_EXERCISE GOAL_
Each record below should be repeated precisely as written.

_SOURCE MATERIAL_
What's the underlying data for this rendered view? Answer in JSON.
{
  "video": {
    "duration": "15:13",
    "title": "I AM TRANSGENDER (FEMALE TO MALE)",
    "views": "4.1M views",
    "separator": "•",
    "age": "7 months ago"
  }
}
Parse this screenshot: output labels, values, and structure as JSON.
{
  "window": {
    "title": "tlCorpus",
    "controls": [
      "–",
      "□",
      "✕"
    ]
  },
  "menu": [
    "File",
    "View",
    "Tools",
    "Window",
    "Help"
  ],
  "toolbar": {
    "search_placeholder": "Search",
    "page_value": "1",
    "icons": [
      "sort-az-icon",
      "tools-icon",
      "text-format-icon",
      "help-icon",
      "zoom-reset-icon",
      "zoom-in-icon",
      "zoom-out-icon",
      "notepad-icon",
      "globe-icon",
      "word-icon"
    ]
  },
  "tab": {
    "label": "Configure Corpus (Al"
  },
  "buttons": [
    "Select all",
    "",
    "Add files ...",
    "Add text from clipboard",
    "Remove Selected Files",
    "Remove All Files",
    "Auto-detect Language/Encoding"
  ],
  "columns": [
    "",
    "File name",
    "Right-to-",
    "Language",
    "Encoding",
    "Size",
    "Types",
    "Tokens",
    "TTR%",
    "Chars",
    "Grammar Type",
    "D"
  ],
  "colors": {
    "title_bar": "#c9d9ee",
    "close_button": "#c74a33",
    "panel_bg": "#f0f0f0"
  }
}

_RIGHT ANSWER_
What's the underlying data for this rendered view? Answer in JSON.
{
  "video": {
    "duration": "15:13",
    "title": "I AM TRANSGENDER (FEMALE TO MALE)",
    "views": "4.1M views",
    "separator": "•",
    "age": "7 months ago"
  }
}
Parse this screenshot: output labels, values, and structure as JSON.
{
  "window": {
    "title": "tlCorpus",
    "controls": [
      "–",
      "□",
      "✕"
    ]
  },
  "menu": [
    "File",
    "View",
    "Tools",
    "Window",
    "Help"
  ],
  "toolbar": {
    "search_placeholder": "Search",
    "page_value": "1",
    "icons": [
      "sort-az-icon",
      "tools-icon",
      "text-format-icon",
      "help-icon",
      "zoom-reset-icon",
      "zoom-in-icon",
      "zoom-out-icon",
      "notepad-icon",
      "globe-icon",
      "word-icon"
    ]
  },
  "tab": {
    "label": "Configure Corpus (Al"
  },
  "buttons": [
    "Select all",
    "",
    "Add files ...",
    "Add text from clipboard",
    "Remove Selected Files",
    "Remove All Files",
    "Auto-detect Language/Encoding"
  ],
  "columns": [
    "",
    "File name",
    "Right-to-",
    "Language",
    "Encoding",
    "Size",
    "Types",
    "Tokens",
    "TTR%",
    "Chars",
    "Grammar Type",
    "D"
  ],
  "colors": {
    "title_bar": "#c9d9ee",
    "close_button": "#c74a33",
    "panel_bg": "#f0f0f0"
  }
}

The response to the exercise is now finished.